Figure content listings
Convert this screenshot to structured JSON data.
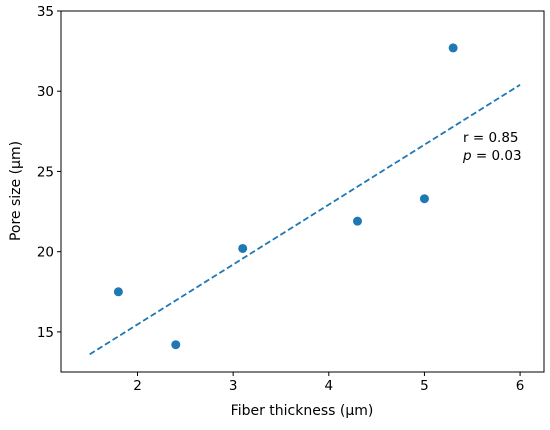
{
  "chart_data": {
    "type": "scatter",
    "title": "",
    "xlabel": "Fiber thickness (μm)",
    "ylabel": "Pore size (μm)",
    "xlim": [
      1.2,
      6.25
    ],
    "ylim": [
      12.5,
      35
    ],
    "x_ticks": [
      2,
      3,
      4,
      5,
      6
    ],
    "y_ticks": [
      15,
      20,
      25,
      30,
      35
    ],
    "grid": false,
    "series": [
      {
        "name": "",
        "color": "#1f77b4",
        "points": [
          {
            "x": 1.8,
            "y": 17.5
          },
          {
            "x": 2.4,
            "y": 14.2
          },
          {
            "x": 3.1,
            "y": 20.2
          },
          {
            "x": 4.3,
            "y": 21.9
          },
          {
            "x": 5.0,
            "y": 23.3
          },
          {
            "x": 5.3,
            "y": 32.7
          }
        ]
      }
    ],
    "trendline": {
      "style": "dashed",
      "color": "#1f77b4",
      "x_start": 1.5,
      "y_start": 13.6,
      "x_end": 6.0,
      "y_end": 30.4
    },
    "annotations": {
      "r_text": "r = 0.85",
      "p_label": "p",
      "p_rest": " = 0.03"
    }
  }
}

DESCRIPTION OF THE TASK – Could you repeat all of the material exactly? Pictures should not be copied.

PROBLEM SOLUTION –
Convert this screenshot to structured JSON data.
{
  "chart_data": {
    "type": "scatter",
    "title": "",
    "xlabel": "Fiber thickness (μm)",
    "ylabel": "Pore size (μm)",
    "xlim": [
      1.2,
      6.25
    ],
    "ylim": [
      12.5,
      35
    ],
    "x_ticks": [
      2,
      3,
      4,
      5,
      6
    ],
    "y_ticks": [
      15,
      20,
      25,
      30,
      35
    ],
    "grid": false,
    "series": [
      {
        "name": "",
        "color": "#1f77b4",
        "points": [
          {
            "x": 1.8,
            "y": 17.5
          },
          {
            "x": 2.4,
            "y": 14.2
          },
          {
            "x": 3.1,
            "y": 20.2
          },
          {
            "x": 4.3,
            "y": 21.9
          },
          {
            "x": 5.0,
            "y": 23.3
          },
          {
            "x": 5.3,
            "y": 32.7
          }
        ]
      }
    ],
    "trendline": {
      "style": "dashed",
      "color": "#1f77b4",
      "x_start": 1.5,
      "y_start": 13.6,
      "x_end": 6.0,
      "y_end": 30.4
    },
    "annotations": {
      "r_text": "r = 0.85",
      "p_label": "p",
      "p_rest": " = 0.03"
    }
  }
}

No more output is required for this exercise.